((
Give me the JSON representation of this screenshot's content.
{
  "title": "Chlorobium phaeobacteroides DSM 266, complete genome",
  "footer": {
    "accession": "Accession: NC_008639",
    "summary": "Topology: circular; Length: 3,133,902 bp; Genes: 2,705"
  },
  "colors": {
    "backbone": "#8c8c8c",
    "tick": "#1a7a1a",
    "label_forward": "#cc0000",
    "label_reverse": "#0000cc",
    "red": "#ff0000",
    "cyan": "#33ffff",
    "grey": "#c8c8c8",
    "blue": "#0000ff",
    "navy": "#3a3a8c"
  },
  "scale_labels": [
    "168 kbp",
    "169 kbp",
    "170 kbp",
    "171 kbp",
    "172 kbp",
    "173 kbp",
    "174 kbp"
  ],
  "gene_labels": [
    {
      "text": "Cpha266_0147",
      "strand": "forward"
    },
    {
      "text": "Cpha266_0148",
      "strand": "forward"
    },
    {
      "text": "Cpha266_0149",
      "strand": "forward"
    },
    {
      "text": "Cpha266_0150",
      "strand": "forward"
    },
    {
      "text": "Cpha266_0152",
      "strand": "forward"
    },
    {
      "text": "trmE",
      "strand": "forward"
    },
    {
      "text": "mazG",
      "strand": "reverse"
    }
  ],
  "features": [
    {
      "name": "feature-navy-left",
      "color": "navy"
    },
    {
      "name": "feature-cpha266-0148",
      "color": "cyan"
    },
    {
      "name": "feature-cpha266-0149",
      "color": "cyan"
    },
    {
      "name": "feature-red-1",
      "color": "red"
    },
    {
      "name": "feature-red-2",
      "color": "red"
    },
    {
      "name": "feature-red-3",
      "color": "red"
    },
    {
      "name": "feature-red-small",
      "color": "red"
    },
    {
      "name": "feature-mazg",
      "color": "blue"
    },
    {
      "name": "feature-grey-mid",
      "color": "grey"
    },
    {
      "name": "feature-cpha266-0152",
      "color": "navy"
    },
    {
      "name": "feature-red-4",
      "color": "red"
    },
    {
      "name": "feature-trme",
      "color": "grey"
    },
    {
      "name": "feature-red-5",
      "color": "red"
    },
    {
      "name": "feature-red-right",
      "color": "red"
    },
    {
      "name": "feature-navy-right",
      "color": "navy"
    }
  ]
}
))
((
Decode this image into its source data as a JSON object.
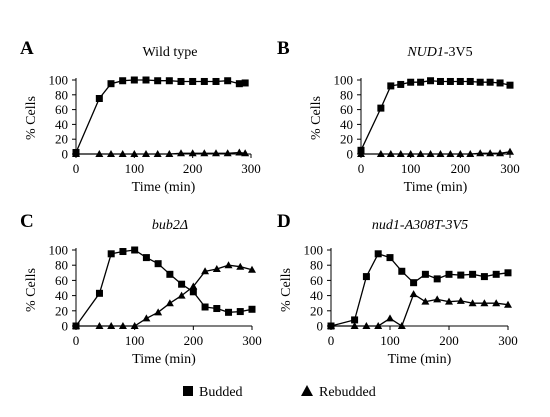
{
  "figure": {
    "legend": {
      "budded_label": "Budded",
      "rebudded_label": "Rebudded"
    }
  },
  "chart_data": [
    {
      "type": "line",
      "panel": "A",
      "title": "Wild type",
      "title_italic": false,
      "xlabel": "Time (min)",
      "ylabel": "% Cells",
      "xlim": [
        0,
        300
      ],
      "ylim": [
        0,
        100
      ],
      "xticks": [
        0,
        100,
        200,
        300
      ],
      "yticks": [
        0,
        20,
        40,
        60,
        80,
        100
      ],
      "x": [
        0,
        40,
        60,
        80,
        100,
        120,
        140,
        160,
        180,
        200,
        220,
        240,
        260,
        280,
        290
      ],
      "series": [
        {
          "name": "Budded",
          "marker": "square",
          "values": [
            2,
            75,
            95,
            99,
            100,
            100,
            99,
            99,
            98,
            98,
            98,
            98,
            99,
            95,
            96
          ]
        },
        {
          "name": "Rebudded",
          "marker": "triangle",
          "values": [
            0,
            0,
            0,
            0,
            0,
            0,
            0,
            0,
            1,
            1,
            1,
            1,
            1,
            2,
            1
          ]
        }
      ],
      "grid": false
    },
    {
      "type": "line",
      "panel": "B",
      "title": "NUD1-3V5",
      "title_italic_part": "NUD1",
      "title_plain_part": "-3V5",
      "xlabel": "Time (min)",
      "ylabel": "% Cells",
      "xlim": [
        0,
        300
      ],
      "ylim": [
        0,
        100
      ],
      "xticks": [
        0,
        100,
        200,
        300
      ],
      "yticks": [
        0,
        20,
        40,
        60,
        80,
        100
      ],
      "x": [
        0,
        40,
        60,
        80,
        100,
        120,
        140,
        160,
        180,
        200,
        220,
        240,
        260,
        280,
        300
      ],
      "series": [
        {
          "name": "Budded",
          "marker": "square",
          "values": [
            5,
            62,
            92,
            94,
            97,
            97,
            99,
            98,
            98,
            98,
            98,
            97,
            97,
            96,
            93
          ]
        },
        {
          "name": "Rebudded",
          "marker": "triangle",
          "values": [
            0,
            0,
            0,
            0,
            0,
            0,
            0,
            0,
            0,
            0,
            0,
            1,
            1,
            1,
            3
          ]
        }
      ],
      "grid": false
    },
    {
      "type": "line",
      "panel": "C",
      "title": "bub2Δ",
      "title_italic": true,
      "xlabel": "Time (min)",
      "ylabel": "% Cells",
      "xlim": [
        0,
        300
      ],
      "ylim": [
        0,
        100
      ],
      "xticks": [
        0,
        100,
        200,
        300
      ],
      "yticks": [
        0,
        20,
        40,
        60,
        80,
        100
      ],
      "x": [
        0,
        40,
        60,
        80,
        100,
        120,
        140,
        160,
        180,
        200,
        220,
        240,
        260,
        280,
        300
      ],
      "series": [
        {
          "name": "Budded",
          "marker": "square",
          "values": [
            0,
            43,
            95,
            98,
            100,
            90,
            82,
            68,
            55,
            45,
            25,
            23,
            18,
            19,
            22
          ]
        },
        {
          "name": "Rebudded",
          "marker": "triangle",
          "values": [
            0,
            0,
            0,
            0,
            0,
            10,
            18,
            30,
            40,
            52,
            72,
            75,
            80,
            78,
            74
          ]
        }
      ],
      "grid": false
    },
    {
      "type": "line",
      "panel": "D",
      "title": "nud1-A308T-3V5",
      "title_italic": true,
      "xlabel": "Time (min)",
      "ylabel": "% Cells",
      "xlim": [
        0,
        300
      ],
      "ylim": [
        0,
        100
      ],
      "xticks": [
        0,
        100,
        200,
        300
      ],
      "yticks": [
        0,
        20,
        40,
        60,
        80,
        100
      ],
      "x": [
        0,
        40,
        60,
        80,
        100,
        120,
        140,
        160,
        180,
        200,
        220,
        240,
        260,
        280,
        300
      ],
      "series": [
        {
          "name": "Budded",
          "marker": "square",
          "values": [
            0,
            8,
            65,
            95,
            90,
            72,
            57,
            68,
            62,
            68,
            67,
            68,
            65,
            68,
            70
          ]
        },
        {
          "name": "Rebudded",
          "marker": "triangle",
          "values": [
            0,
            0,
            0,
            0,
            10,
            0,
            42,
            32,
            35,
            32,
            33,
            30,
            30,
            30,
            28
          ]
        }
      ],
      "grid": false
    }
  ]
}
))
((
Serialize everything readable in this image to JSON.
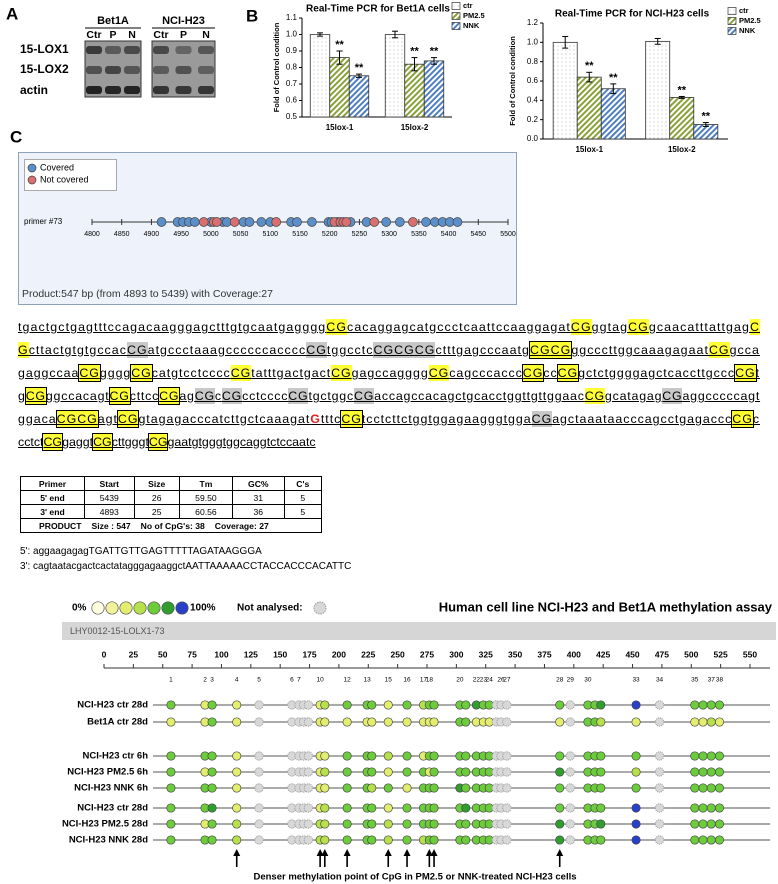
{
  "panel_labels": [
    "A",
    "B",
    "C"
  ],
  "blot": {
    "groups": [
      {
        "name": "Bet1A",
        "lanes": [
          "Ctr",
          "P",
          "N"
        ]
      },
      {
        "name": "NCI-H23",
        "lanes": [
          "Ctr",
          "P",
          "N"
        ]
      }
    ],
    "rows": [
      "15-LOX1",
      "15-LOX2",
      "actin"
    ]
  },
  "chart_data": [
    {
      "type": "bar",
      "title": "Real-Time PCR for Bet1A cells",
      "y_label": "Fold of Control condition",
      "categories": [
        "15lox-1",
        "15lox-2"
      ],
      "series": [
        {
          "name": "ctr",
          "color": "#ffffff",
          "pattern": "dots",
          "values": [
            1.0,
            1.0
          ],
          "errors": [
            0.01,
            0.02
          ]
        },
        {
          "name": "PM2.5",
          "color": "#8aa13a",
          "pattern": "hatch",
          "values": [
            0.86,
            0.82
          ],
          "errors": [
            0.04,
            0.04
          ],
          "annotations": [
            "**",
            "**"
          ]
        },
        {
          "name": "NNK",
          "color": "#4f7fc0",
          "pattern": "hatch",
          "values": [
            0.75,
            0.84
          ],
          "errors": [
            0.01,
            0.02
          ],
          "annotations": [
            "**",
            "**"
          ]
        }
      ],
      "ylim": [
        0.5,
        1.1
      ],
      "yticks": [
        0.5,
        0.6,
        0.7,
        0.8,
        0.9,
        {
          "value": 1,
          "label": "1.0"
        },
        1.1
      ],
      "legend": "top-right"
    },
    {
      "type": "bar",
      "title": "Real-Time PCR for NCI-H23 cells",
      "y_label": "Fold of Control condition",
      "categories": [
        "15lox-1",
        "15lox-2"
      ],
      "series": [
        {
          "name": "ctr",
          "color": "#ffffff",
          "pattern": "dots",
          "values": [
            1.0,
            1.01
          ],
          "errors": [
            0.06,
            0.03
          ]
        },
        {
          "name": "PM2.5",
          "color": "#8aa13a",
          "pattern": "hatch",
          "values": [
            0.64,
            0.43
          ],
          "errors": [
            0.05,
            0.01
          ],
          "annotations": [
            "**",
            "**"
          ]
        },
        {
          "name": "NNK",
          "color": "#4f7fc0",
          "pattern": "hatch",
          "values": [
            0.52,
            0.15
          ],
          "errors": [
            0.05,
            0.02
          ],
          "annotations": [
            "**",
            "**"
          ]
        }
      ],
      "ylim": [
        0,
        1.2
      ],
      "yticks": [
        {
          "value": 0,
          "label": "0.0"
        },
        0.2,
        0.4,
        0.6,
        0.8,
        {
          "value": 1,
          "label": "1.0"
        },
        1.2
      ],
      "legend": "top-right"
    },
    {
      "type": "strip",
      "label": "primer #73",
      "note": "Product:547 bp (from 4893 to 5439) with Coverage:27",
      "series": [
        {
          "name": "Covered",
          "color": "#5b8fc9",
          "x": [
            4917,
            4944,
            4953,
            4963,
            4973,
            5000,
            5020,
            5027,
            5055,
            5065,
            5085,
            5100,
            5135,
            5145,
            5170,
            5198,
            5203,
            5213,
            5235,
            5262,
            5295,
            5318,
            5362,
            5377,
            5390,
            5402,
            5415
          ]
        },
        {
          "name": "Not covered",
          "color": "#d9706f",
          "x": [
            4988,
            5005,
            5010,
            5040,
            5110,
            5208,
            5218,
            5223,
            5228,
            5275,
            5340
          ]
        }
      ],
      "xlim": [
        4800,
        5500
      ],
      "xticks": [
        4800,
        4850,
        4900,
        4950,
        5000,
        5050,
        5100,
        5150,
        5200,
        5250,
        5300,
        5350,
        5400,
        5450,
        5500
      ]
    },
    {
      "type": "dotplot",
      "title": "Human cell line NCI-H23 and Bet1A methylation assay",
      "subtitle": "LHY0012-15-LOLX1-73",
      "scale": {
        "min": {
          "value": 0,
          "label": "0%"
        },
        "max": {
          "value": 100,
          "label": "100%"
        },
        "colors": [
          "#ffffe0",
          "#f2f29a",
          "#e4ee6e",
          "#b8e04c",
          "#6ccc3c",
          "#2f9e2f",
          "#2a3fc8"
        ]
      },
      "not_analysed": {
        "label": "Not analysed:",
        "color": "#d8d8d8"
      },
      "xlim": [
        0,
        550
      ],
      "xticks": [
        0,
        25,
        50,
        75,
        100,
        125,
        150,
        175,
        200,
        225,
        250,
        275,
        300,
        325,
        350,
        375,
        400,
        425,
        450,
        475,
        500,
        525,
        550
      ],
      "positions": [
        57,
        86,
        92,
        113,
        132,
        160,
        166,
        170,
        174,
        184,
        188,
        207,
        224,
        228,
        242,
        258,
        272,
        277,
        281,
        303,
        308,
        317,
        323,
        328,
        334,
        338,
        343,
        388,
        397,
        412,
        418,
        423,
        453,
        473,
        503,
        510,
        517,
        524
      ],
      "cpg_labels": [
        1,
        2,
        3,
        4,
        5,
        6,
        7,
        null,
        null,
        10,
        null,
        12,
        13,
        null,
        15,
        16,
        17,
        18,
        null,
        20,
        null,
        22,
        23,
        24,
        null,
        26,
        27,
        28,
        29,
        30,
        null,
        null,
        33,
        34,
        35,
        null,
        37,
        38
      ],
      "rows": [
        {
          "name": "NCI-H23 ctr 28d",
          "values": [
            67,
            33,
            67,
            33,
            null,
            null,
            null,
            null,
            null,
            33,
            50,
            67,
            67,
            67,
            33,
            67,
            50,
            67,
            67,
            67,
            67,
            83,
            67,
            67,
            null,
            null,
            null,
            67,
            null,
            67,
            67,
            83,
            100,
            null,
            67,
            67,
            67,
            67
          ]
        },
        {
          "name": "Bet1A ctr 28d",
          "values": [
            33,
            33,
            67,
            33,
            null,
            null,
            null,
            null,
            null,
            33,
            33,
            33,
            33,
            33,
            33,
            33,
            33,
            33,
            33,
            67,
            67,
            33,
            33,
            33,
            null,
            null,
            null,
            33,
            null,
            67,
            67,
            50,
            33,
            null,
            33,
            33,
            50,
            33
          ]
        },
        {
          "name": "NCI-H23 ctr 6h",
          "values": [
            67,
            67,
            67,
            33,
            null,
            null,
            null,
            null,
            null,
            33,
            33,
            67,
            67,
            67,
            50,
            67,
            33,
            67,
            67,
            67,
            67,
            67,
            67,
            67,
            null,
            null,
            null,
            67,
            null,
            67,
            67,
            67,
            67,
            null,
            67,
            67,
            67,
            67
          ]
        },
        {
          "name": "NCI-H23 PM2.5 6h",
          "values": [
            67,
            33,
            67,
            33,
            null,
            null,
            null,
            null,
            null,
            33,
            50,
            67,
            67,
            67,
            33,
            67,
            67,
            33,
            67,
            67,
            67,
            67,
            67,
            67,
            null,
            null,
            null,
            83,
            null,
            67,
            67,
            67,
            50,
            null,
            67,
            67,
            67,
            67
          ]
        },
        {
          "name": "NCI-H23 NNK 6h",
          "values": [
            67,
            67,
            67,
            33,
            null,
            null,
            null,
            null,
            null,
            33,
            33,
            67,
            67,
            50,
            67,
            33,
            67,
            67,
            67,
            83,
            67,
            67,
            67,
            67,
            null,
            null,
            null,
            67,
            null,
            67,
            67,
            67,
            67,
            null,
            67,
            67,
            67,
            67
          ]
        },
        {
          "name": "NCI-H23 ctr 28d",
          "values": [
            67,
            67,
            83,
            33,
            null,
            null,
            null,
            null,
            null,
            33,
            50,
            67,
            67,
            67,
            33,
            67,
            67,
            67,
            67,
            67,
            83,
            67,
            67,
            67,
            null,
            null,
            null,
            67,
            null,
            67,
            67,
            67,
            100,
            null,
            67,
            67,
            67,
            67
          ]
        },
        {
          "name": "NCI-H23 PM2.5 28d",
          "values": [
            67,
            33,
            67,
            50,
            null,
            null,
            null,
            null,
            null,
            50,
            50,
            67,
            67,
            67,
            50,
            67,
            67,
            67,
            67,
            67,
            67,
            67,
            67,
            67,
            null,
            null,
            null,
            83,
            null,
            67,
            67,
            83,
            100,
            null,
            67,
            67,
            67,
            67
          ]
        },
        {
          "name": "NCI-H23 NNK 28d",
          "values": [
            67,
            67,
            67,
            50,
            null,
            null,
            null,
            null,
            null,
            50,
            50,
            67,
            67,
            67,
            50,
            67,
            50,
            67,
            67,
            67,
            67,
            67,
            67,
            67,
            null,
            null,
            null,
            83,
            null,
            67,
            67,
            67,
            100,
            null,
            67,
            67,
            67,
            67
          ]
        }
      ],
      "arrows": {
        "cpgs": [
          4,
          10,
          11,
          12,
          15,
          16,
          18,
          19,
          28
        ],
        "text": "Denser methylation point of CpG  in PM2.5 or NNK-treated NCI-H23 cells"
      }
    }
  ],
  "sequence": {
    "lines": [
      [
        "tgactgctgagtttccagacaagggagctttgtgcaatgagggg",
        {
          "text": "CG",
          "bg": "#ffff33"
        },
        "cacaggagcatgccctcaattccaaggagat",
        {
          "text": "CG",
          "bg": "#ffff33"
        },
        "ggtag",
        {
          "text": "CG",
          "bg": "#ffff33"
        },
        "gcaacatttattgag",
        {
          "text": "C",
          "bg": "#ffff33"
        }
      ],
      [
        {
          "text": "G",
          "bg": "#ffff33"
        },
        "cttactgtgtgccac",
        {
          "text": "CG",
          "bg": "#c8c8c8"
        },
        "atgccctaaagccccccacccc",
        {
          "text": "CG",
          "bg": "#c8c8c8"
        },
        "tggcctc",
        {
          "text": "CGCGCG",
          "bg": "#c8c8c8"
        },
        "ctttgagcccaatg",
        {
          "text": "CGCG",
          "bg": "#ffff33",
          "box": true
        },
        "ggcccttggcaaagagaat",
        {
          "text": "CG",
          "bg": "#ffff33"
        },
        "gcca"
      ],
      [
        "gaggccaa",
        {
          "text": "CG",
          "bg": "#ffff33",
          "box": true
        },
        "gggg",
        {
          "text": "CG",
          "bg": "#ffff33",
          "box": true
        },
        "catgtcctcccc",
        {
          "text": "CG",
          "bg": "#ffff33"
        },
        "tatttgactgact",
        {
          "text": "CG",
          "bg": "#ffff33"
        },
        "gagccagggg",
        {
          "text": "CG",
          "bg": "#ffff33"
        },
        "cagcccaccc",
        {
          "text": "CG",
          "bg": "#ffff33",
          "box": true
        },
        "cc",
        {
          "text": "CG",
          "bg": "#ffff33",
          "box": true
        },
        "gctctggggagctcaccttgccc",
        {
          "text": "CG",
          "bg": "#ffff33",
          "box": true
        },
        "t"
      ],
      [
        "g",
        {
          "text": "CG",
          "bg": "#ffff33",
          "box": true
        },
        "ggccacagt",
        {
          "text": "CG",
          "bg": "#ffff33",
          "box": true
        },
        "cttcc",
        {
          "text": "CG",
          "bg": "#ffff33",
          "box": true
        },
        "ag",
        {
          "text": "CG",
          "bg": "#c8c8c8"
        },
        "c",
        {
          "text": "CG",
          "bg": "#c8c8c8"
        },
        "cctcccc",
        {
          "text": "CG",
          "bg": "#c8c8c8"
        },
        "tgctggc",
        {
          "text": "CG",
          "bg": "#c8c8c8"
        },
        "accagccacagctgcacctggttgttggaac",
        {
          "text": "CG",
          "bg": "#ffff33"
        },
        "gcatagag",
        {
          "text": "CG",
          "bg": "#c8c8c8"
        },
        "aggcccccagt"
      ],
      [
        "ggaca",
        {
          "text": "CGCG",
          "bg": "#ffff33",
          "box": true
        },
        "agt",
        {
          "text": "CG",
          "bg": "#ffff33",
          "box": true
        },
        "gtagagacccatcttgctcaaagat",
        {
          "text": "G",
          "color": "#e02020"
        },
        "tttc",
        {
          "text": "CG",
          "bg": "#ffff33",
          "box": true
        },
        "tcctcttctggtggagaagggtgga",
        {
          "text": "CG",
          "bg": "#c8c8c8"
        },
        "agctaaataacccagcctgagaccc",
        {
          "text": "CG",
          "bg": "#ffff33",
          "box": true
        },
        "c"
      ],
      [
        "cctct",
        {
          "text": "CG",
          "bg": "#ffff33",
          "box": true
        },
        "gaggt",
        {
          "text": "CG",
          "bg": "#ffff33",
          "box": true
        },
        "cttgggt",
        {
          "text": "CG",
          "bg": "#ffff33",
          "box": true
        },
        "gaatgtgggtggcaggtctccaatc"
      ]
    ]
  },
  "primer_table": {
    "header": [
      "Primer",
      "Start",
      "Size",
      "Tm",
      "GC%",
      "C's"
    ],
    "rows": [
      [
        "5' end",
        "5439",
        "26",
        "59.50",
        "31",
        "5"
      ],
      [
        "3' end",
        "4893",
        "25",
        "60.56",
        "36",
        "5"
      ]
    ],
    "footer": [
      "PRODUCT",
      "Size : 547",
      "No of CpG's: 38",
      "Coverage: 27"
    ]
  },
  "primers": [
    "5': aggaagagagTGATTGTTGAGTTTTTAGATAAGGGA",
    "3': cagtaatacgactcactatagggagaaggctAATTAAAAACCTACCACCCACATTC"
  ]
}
))
# TASK DIRECTIONS
If a line of the material contains the word "grey", pick it out and copy it.

# ANSWER TO THE EXERCISE
    "grey": "#c8c8c8",
      "name": "feature-grey-mid",
      "color": "grey"
      "color": "grey"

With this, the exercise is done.